'''

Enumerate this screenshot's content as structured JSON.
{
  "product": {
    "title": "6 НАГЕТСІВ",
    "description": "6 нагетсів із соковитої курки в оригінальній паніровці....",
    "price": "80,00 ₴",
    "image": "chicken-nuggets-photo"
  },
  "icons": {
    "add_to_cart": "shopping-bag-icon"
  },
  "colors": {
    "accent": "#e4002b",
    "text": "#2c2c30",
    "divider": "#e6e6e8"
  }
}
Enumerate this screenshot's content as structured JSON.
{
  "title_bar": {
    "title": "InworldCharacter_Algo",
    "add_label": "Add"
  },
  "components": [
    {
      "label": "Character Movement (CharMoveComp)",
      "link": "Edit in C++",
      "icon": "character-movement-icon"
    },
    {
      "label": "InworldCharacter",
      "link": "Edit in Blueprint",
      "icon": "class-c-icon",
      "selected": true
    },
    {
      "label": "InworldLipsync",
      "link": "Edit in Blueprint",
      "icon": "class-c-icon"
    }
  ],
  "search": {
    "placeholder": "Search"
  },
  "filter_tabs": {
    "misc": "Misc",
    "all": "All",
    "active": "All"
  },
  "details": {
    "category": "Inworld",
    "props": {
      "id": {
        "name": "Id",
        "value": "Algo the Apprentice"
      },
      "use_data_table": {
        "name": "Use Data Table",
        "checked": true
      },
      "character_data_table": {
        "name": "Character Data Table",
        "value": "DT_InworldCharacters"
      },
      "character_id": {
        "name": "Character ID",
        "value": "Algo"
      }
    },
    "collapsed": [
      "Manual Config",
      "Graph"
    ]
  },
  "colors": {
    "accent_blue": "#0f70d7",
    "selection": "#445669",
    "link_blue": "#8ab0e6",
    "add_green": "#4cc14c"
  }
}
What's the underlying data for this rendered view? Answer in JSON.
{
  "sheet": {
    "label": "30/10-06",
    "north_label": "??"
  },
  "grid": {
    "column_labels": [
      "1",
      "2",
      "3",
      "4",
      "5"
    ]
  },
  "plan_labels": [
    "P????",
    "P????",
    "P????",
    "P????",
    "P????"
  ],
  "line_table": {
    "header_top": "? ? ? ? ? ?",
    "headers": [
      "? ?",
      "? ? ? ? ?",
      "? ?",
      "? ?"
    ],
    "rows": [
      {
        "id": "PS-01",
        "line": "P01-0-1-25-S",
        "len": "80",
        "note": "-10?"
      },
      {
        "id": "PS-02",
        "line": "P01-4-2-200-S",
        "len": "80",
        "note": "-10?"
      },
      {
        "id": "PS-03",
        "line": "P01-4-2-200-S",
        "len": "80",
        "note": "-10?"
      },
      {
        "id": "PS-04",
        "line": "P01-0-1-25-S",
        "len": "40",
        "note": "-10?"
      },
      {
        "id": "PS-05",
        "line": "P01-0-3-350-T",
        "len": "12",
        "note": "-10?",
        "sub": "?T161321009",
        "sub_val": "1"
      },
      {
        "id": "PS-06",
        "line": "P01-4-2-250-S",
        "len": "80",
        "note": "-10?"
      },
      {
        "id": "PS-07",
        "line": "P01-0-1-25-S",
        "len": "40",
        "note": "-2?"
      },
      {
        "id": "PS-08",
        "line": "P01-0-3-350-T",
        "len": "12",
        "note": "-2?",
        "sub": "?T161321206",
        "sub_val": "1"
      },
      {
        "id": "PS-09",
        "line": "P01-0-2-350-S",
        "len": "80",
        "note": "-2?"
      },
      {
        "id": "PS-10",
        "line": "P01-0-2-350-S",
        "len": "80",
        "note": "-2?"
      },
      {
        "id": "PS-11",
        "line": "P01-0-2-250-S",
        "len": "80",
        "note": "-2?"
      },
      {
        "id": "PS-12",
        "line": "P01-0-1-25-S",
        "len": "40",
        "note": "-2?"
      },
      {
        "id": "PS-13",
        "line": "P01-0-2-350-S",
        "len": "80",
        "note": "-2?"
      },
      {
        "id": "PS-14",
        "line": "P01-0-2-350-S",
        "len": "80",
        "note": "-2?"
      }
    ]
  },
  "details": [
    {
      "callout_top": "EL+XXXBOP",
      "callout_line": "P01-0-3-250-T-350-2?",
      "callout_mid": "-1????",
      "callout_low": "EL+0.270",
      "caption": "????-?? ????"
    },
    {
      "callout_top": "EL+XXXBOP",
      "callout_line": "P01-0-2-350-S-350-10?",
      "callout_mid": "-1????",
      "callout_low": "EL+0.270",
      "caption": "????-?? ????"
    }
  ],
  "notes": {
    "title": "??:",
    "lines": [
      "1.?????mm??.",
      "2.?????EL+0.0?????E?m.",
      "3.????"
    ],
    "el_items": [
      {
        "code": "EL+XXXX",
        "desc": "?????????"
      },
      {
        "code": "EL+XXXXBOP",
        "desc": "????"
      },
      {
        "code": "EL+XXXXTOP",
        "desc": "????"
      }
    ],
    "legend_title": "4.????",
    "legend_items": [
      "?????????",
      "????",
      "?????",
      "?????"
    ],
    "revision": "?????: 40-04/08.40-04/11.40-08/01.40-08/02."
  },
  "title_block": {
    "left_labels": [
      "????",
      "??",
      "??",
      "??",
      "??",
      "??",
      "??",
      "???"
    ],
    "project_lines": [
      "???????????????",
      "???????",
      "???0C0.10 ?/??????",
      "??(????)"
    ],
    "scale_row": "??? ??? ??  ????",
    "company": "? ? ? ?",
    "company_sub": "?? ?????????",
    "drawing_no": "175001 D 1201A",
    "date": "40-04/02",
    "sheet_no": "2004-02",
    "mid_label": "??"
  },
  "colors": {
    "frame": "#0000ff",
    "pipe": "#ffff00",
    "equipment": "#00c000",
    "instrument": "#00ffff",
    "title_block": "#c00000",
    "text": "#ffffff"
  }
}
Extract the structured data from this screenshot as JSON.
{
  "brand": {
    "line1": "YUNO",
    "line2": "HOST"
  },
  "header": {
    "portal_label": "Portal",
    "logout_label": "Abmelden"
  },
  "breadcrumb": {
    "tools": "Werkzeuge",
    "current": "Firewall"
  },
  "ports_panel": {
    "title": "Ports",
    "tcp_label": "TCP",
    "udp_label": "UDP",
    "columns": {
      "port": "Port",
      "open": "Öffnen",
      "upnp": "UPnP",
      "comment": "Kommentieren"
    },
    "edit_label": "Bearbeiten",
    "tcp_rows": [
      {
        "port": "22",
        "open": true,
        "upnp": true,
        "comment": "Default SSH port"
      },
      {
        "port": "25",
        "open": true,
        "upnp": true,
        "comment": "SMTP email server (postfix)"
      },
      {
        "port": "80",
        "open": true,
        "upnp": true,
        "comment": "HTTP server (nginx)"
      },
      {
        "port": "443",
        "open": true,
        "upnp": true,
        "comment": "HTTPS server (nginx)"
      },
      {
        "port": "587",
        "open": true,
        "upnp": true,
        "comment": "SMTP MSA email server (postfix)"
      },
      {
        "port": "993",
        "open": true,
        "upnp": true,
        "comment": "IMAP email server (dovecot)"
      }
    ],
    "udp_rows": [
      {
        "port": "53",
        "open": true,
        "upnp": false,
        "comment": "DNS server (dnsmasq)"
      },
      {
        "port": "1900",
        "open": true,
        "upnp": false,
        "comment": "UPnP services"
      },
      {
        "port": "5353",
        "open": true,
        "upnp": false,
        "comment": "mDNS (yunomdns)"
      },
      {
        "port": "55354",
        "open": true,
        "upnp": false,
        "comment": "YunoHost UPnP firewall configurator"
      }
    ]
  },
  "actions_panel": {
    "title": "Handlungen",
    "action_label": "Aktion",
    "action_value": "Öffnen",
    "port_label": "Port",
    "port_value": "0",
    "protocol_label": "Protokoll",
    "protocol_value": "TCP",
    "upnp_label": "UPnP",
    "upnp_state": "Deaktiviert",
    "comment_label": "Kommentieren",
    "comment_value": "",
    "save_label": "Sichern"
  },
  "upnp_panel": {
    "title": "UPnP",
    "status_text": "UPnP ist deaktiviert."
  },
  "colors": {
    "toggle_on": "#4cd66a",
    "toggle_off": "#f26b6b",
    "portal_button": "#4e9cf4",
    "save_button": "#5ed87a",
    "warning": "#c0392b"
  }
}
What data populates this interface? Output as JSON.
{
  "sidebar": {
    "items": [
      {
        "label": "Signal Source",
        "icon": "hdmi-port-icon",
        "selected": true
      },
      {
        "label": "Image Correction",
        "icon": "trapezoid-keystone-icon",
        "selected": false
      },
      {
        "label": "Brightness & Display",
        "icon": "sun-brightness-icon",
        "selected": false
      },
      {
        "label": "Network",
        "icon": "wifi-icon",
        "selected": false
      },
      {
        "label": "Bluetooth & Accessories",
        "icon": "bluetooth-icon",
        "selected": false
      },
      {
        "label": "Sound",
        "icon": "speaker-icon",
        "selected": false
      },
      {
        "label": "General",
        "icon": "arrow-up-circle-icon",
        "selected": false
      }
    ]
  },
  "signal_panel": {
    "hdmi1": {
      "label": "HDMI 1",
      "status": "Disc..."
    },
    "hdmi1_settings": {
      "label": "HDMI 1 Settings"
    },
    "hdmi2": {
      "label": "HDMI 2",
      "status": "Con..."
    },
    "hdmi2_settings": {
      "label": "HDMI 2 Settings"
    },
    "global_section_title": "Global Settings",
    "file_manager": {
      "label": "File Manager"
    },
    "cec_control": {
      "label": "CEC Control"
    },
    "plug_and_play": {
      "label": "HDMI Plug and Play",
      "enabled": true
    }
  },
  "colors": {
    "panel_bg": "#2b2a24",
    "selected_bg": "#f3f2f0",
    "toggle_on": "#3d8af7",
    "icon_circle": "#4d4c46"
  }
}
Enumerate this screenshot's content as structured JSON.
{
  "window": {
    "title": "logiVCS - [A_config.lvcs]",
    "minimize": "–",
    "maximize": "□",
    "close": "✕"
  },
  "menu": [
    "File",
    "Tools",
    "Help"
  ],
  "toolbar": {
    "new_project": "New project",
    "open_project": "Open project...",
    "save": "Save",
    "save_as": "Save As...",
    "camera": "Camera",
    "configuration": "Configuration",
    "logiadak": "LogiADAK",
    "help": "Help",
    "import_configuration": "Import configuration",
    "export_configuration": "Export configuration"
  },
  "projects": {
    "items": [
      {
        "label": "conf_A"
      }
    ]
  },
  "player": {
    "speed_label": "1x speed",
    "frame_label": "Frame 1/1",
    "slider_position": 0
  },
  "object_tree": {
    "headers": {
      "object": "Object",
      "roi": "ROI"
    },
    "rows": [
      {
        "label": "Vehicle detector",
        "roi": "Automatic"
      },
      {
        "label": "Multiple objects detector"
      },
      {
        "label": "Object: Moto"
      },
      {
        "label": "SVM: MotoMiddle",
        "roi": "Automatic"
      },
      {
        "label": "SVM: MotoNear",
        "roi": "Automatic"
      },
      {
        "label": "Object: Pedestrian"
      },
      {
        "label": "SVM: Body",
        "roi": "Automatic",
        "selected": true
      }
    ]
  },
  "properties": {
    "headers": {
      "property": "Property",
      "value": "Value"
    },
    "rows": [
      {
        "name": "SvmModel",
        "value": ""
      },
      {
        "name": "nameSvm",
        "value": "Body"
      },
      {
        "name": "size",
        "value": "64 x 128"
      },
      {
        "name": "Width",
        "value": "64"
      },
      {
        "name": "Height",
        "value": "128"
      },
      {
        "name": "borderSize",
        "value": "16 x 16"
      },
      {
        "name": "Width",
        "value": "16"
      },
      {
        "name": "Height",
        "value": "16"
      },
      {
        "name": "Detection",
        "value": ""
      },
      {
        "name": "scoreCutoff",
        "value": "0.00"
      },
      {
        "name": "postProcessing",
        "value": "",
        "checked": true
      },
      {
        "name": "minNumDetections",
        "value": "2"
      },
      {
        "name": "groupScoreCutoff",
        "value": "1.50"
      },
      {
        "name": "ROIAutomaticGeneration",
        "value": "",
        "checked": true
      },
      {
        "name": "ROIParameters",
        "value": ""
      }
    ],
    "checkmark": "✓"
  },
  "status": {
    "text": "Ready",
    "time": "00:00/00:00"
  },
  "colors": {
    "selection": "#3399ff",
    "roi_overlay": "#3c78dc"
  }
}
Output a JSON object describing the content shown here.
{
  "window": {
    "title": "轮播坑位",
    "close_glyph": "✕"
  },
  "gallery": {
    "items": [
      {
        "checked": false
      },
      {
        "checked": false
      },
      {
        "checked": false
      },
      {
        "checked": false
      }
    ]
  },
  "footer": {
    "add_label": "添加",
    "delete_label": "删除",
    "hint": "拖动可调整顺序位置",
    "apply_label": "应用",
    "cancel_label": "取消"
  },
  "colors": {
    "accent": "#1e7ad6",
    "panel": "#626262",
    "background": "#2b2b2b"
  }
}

'''

What is the number of lines in this listing that contain the word "server"? Answer with that number and nothing else.

● The result
6